Request
Without the images, write out the whole listing exactly.

Listed entries
════════
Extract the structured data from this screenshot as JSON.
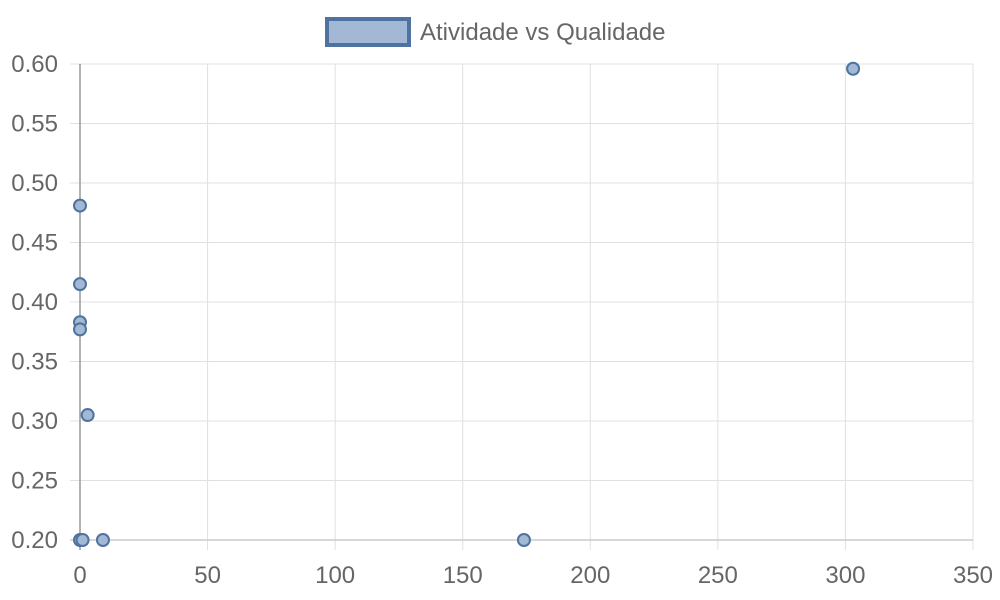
{
  "chart_data": {
    "type": "scatter",
    "title": "",
    "xlabel": "",
    "ylabel": "",
    "xlim": [
      0,
      350
    ],
    "ylim": [
      0.2,
      0.6
    ],
    "x_ticks": [
      0,
      50,
      100,
      150,
      200,
      250,
      300,
      350
    ],
    "y_ticks": [
      0.2,
      0.25,
      0.3,
      0.35,
      0.4,
      0.45,
      0.5,
      0.55,
      0.6
    ],
    "x_tick_labels": [
      "0",
      "50",
      "100",
      "150",
      "200",
      "250",
      "300",
      "350"
    ],
    "y_tick_labels": [
      "0.20",
      "0.25",
      "0.30",
      "0.35",
      "0.40",
      "0.45",
      "0.50",
      "0.55",
      "0.60"
    ],
    "grid": true,
    "legend_position": "top-center",
    "series": [
      {
        "name": "Atividade vs Qualidade",
        "color": "#4e73a0",
        "fill": "#a3b8d4",
        "points": [
          {
            "x": 0,
            "y": 0.481
          },
          {
            "x": 0,
            "y": 0.415
          },
          {
            "x": 0,
            "y": 0.383
          },
          {
            "x": 0,
            "y": 0.377
          },
          {
            "x": 3,
            "y": 0.305
          },
          {
            "x": 0,
            "y": 0.2
          },
          {
            "x": 1,
            "y": 0.2
          },
          {
            "x": 9,
            "y": 0.2
          },
          {
            "x": 174,
            "y": 0.2
          },
          {
            "x": 303,
            "y": 0.596
          }
        ]
      }
    ]
  }
}
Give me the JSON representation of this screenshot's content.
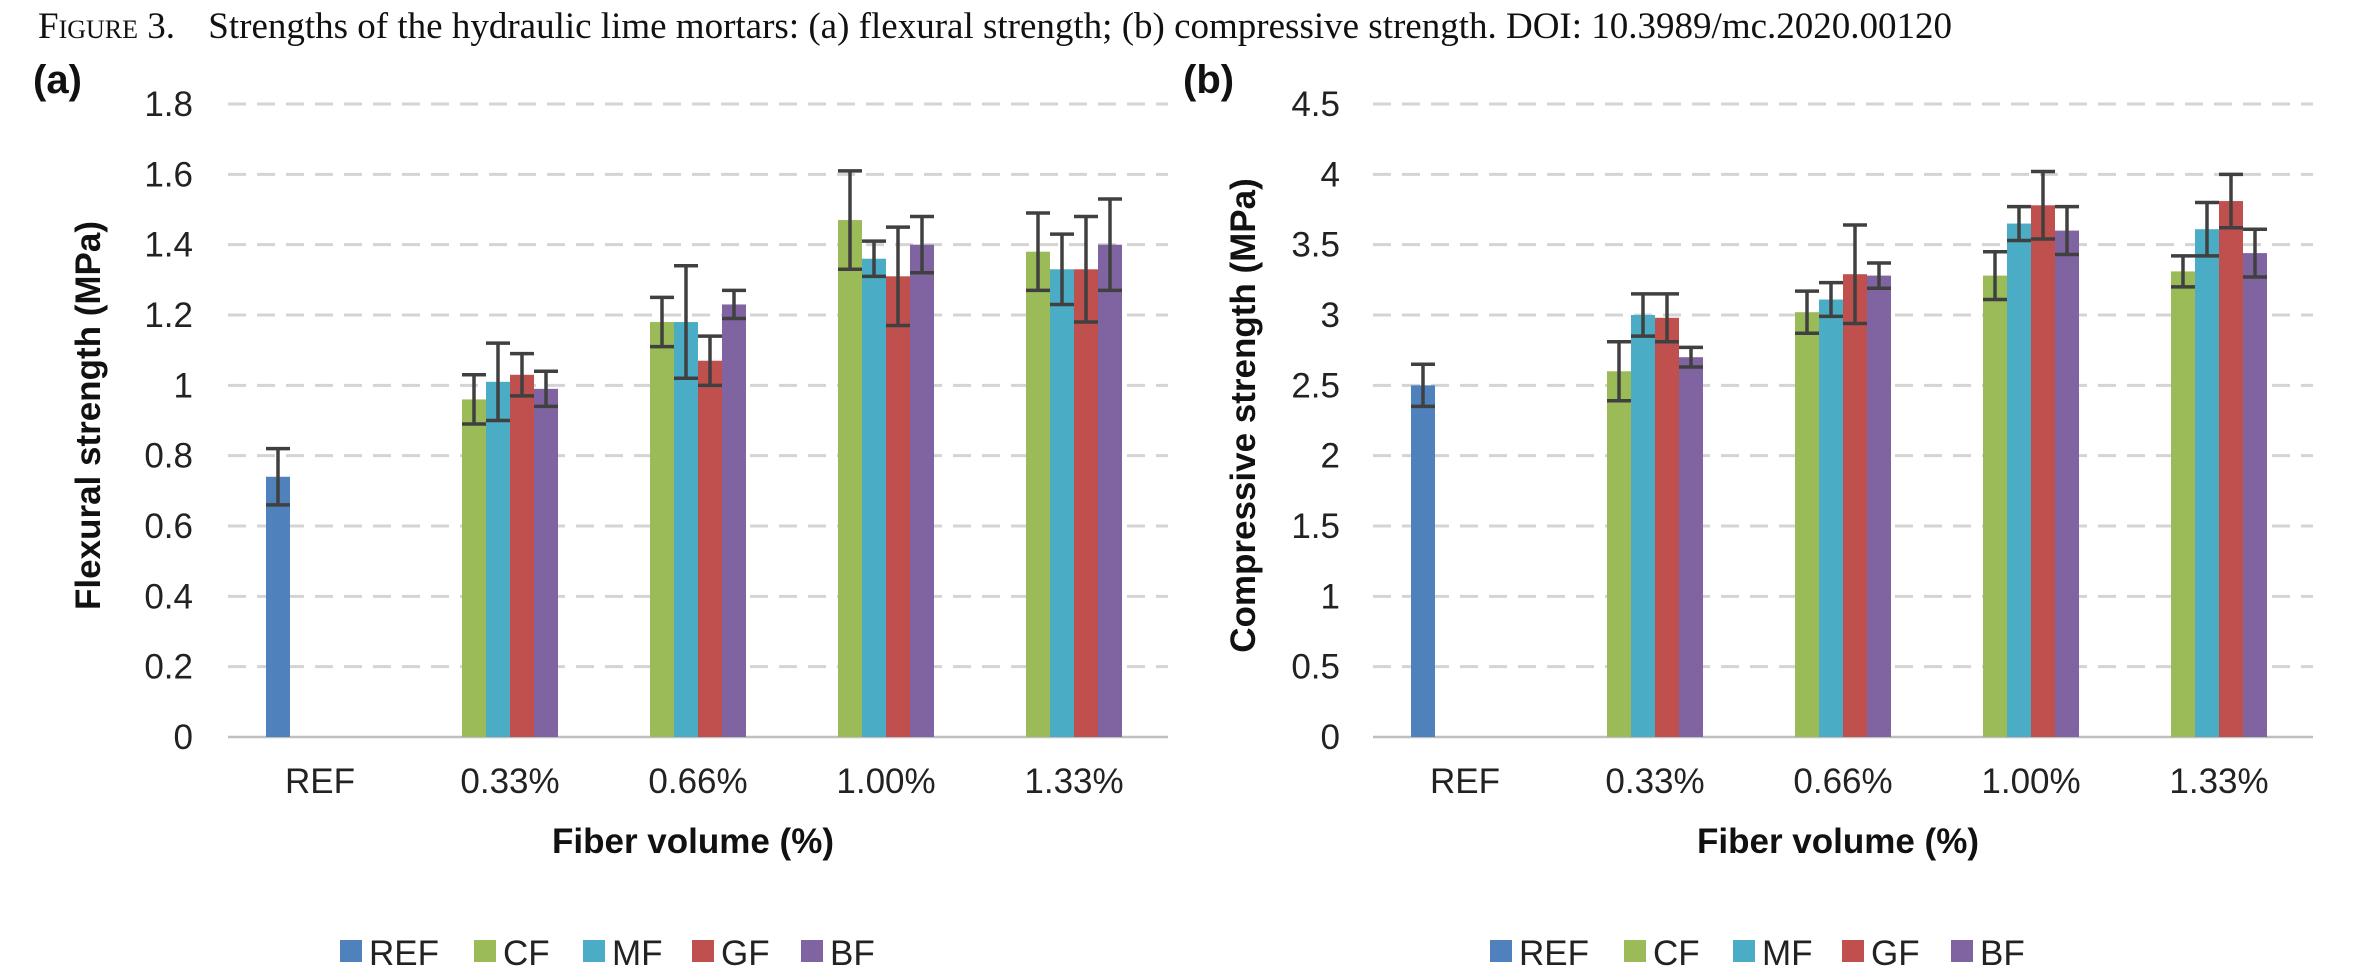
{
  "figure": {
    "caption_lead": "Figure 3.",
    "caption_text": "Strengths of the hydraulic lime mortars: (a) flexural strength; (b) compressive strength. DOI: 10.3989/mc.2020.00120"
  },
  "colors": {
    "REF": "#4f81bd",
    "CF": "#9bbb59",
    "MF": "#4bacc6",
    "GF": "#c0504d",
    "BF": "#8064a2"
  },
  "chart_data": [
    {
      "type": "bar",
      "panel_label": "(a)",
      "title": "",
      "xlabel": "Fiber volume (%)",
      "ylabel": "Flexural strength (MPa)",
      "ylim": [
        0,
        1.8
      ],
      "yticks": [
        "0",
        "0.2",
        "0.4",
        "0.6",
        "0.8",
        "1",
        "1.2",
        "1.4",
        "1.6",
        "1.8"
      ],
      "grid": true,
      "legend_position": "bottom",
      "categories": [
        "REF",
        "0.33%",
        "0.66%",
        "1.00%",
        "1.33%"
      ],
      "series": [
        {
          "name": "REF",
          "values": [
            0.74,
            null,
            null,
            null,
            null
          ],
          "errors": [
            0.08,
            null,
            null,
            null,
            null
          ]
        },
        {
          "name": "CF",
          "values": [
            null,
            0.96,
            1.18,
            1.47,
            1.38
          ],
          "errors": [
            null,
            0.07,
            0.07,
            0.14,
            0.11
          ]
        },
        {
          "name": "MF",
          "values": [
            null,
            1.01,
            1.18,
            1.36,
            1.33
          ],
          "errors": [
            null,
            0.11,
            0.16,
            0.05,
            0.1
          ]
        },
        {
          "name": "GF",
          "values": [
            null,
            1.03,
            1.07,
            1.31,
            1.33
          ],
          "errors": [
            null,
            0.06,
            0.07,
            0.14,
            0.15
          ]
        },
        {
          "name": "BF",
          "values": [
            null,
            0.99,
            1.23,
            1.4,
            1.4
          ],
          "errors": [
            null,
            0.05,
            0.04,
            0.08,
            0.13
          ]
        }
      ]
    },
    {
      "type": "bar",
      "panel_label": "(b)",
      "title": "",
      "xlabel": "Fiber volume (%)",
      "ylabel": "Compressive strength (MPa)",
      "ylim": [
        0,
        4.5
      ],
      "yticks": [
        "0",
        "0.5",
        "1",
        "1.5",
        "2",
        "2.5",
        "3",
        "3.5",
        "4",
        "4.5"
      ],
      "grid": true,
      "legend_position": "bottom",
      "categories": [
        "REF",
        "0.33%",
        "0.66%",
        "1.00%",
        "1.33%"
      ],
      "series": [
        {
          "name": "REF",
          "values": [
            2.5,
            null,
            null,
            null,
            null
          ],
          "errors": [
            0.15,
            null,
            null,
            null,
            null
          ]
        },
        {
          "name": "CF",
          "values": [
            null,
            2.6,
            3.02,
            3.28,
            3.31
          ],
          "errors": [
            null,
            0.21,
            0.15,
            0.17,
            0.11
          ]
        },
        {
          "name": "MF",
          "values": [
            null,
            3.0,
            3.11,
            3.65,
            3.61
          ],
          "errors": [
            null,
            0.15,
            0.12,
            0.12,
            0.19
          ]
        },
        {
          "name": "GF",
          "values": [
            null,
            2.98,
            3.29,
            3.78,
            3.81
          ],
          "errors": [
            null,
            0.17,
            0.35,
            0.24,
            0.19
          ]
        },
        {
          "name": "BF",
          "values": [
            null,
            2.7,
            3.28,
            3.6,
            3.44
          ],
          "errors": [
            null,
            0.07,
            0.09,
            0.17,
            0.17
          ]
        }
      ]
    }
  ]
}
════════
Expected answer
Extract the structured data from this screenshot as JSON.
{
  "chart_data": {
    "type": "scatter",
    "title": "",
    "xlabel": "",
    "ylabel": "",
    "xlim": [
      0,
      350
    ],
    "ylim": [
      0.2,
      0.6
    ],
    "x_ticks": [
      0,
      50,
      100,
      150,
      200,
      250,
      300,
      350
    ],
    "y_ticks": [
      0.2,
      0.25,
      0.3,
      0.35,
      0.4,
      0.45,
      0.5,
      0.55,
      0.6
    ],
    "x_tick_labels": [
      "0",
      "50",
      "100",
      "150",
      "200",
      "250",
      "300",
      "350"
    ],
    "y_tick_labels": [
      "0.20",
      "0.25",
      "0.30",
      "0.35",
      "0.40",
      "0.45",
      "0.50",
      "0.55",
      "0.60"
    ],
    "grid": true,
    "legend_position": "top-center",
    "series": [
      {
        "name": "Atividade vs Qualidade",
        "color": "#4e73a0",
        "fill": "#a3b8d4",
        "points": [
          {
            "x": 0,
            "y": 0.481
          },
          {
            "x": 0,
            "y": 0.415
          },
          {
            "x": 0,
            "y": 0.383
          },
          {
            "x": 0,
            "y": 0.377
          },
          {
            "x": 3,
            "y": 0.305
          },
          {
            "x": 0,
            "y": 0.2
          },
          {
            "x": 1,
            "y": 0.2
          },
          {
            "x": 9,
            "y": 0.2
          },
          {
            "x": 174,
            "y": 0.2
          },
          {
            "x": 303,
            "y": 0.596
          }
        ]
      }
    ]
  }
}
Give me the JSON representation of this screenshot's content.
{
  "figure": {
    "caption_lead": "Figure 3.",
    "caption_text": "Strengths of the hydraulic lime mortars: (a) flexural strength; (b) compressive strength. DOI: 10.3989/mc.2020.00120"
  },
  "colors": {
    "REF": "#4f81bd",
    "CF": "#9bbb59",
    "MF": "#4bacc6",
    "GF": "#c0504d",
    "BF": "#8064a2"
  },
  "chart_data": [
    {
      "type": "bar",
      "panel_label": "(a)",
      "title": "",
      "xlabel": "Fiber volume (%)",
      "ylabel": "Flexural strength (MPa)",
      "ylim": [
        0,
        1.8
      ],
      "yticks": [
        "0",
        "0.2",
        "0.4",
        "0.6",
        "0.8",
        "1",
        "1.2",
        "1.4",
        "1.6",
        "1.8"
      ],
      "grid": true,
      "legend_position": "bottom",
      "categories": [
        "REF",
        "0.33%",
        "0.66%",
        "1.00%",
        "1.33%"
      ],
      "series": [
        {
          "name": "REF",
          "values": [
            0.74,
            null,
            null,
            null,
            null
          ],
          "errors": [
            0.08,
            null,
            null,
            null,
            null
          ]
        },
        {
          "name": "CF",
          "values": [
            null,
            0.96,
            1.18,
            1.47,
            1.38
          ],
          "errors": [
            null,
            0.07,
            0.07,
            0.14,
            0.11
          ]
        },
        {
          "name": "MF",
          "values": [
            null,
            1.01,
            1.18,
            1.36,
            1.33
          ],
          "errors": [
            null,
            0.11,
            0.16,
            0.05,
            0.1
          ]
        },
        {
          "name": "GF",
          "values": [
            null,
            1.03,
            1.07,
            1.31,
            1.33
          ],
          "errors": [
            null,
            0.06,
            0.07,
            0.14,
            0.15
          ]
        },
        {
          "name": "BF",
          "values": [
            null,
            0.99,
            1.23,
            1.4,
            1.4
          ],
          "errors": [
            null,
            0.05,
            0.04,
            0.08,
            0.13
          ]
        }
      ]
    },
    {
      "type": "bar",
      "panel_label": "(b)",
      "title": "",
      "xlabel": "Fiber volume (%)",
      "ylabel": "Compressive strength (MPa)",
      "ylim": [
        0,
        4.5
      ],
      "yticks": [
        "0",
        "0.5",
        "1",
        "1.5",
        "2",
        "2.5",
        "3",
        "3.5",
        "4",
        "4.5"
      ],
      "grid": true,
      "legend_position": "bottom",
      "categories": [
        "REF",
        "0.33%",
        "0.66%",
        "1.00%",
        "1.33%"
      ],
      "series": [
        {
          "name": "REF",
          "values": [
            2.5,
            null,
            null,
            null,
            null
          ],
          "errors": [
            0.15,
            null,
            null,
            null,
            null
          ]
        },
        {
          "name": "CF",
          "values": [
            null,
            2.6,
            3.02,
            3.28,
            3.31
          ],
          "errors": [
            null,
            0.21,
            0.15,
            0.17,
            0.11
          ]
        },
        {
          "name": "MF",
          "values": [
            null,
            3.0,
            3.11,
            3.65,
            3.61
          ],
          "errors": [
            null,
            0.15,
            0.12,
            0.12,
            0.19
          ]
        },
        {
          "name": "GF",
          "values": [
            null,
            2.98,
            3.29,
            3.78,
            3.81
          ],
          "errors": [
            null,
            0.17,
            0.35,
            0.24,
            0.19
          ]
        },
        {
          "name": "BF",
          "values": [
            null,
            2.7,
            3.28,
            3.6,
            3.44
          ],
          "errors": [
            null,
            0.07,
            0.09,
            0.17,
            0.17
          ]
        }
      ]
    }
  ]
}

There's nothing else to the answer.